### Request
Give every line from the entries that contains "April".

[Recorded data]
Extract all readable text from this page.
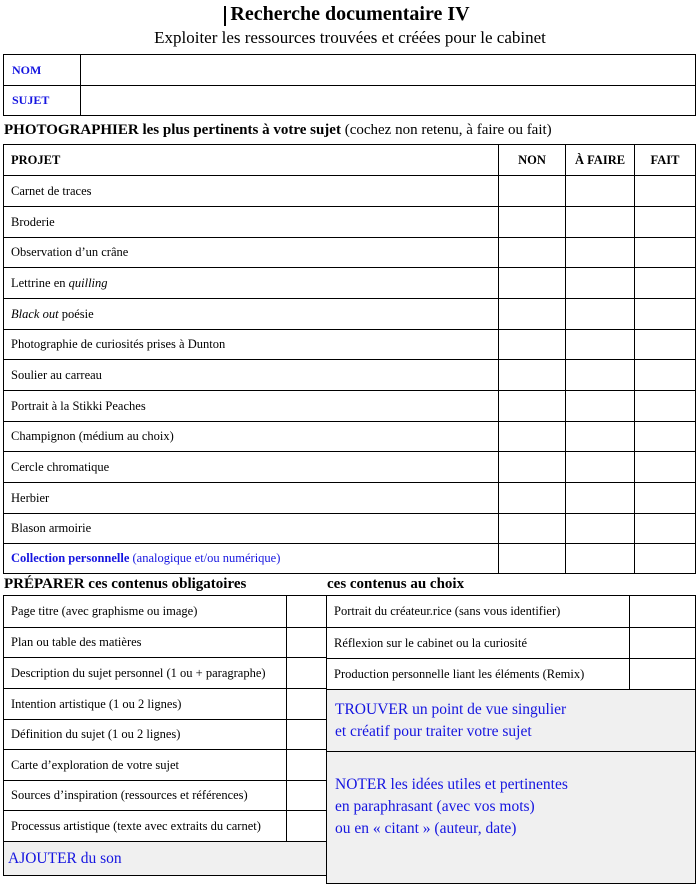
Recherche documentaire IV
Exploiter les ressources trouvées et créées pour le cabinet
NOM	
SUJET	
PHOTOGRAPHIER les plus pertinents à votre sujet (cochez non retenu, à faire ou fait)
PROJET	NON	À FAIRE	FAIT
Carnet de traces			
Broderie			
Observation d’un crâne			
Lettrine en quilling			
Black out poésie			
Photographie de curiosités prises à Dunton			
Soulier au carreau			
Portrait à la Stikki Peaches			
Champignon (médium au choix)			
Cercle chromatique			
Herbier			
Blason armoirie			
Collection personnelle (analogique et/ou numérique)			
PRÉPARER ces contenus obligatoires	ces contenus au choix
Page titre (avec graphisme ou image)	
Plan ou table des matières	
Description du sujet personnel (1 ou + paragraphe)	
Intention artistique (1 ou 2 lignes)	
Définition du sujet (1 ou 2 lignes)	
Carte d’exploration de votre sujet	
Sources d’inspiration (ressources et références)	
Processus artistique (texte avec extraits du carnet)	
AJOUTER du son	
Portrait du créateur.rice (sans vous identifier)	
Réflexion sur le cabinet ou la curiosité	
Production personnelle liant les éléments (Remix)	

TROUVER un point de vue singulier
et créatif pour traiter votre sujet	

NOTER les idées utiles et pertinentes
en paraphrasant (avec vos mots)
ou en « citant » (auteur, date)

---

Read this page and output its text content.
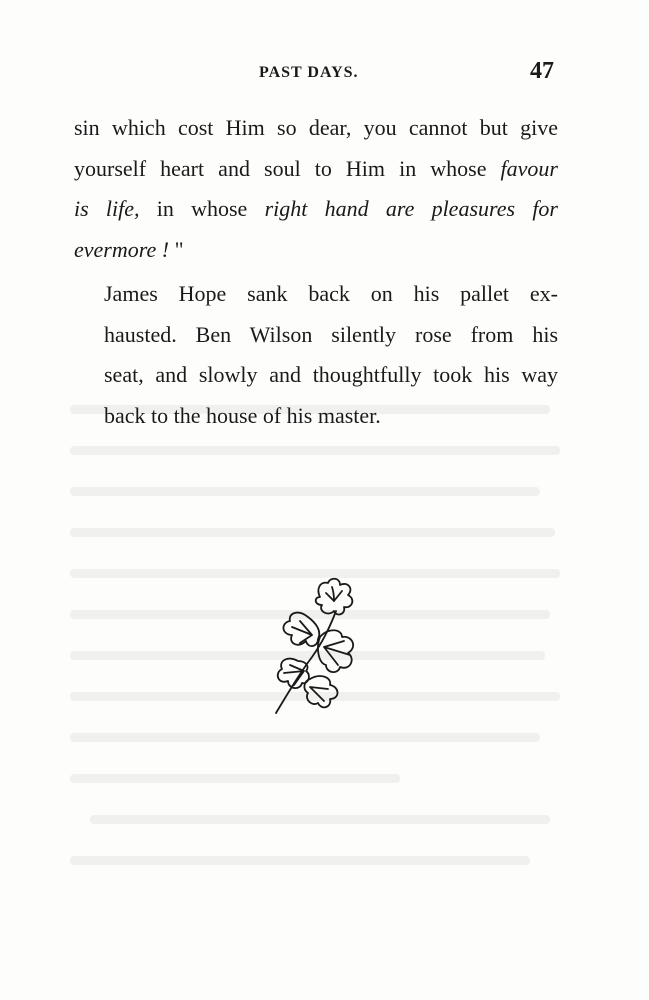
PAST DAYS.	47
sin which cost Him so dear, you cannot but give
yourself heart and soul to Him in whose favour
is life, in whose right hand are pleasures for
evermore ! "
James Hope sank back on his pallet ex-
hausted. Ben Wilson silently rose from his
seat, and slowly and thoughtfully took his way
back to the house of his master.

---

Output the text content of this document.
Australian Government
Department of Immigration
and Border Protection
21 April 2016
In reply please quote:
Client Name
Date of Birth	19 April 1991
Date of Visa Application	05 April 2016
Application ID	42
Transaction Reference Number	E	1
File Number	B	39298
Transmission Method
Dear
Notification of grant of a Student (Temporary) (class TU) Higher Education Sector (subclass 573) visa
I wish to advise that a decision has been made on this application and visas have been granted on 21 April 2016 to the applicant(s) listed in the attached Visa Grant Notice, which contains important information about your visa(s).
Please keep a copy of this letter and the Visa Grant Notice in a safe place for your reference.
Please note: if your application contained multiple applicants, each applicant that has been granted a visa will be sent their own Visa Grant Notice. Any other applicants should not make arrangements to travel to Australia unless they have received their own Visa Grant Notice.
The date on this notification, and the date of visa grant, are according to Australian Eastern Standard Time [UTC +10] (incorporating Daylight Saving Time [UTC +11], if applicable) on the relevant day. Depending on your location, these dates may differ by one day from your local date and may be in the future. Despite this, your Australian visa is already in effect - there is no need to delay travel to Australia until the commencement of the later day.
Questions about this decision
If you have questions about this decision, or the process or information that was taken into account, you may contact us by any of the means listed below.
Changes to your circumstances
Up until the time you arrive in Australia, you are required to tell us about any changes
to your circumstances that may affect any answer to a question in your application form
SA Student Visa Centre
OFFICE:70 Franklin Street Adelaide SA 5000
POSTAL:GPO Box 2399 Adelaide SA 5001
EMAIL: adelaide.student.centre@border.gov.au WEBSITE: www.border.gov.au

### Expected answer
21 April 2016
Date of Birth	19 April 1991
Date of Visa Application	05 April 2016
I wish to advise that a decision has been made on this application and visas have been granted on 21 April 2016 to the applicant(s) listed in the attached Visa Grant Notice, which contains important information about your visa(s).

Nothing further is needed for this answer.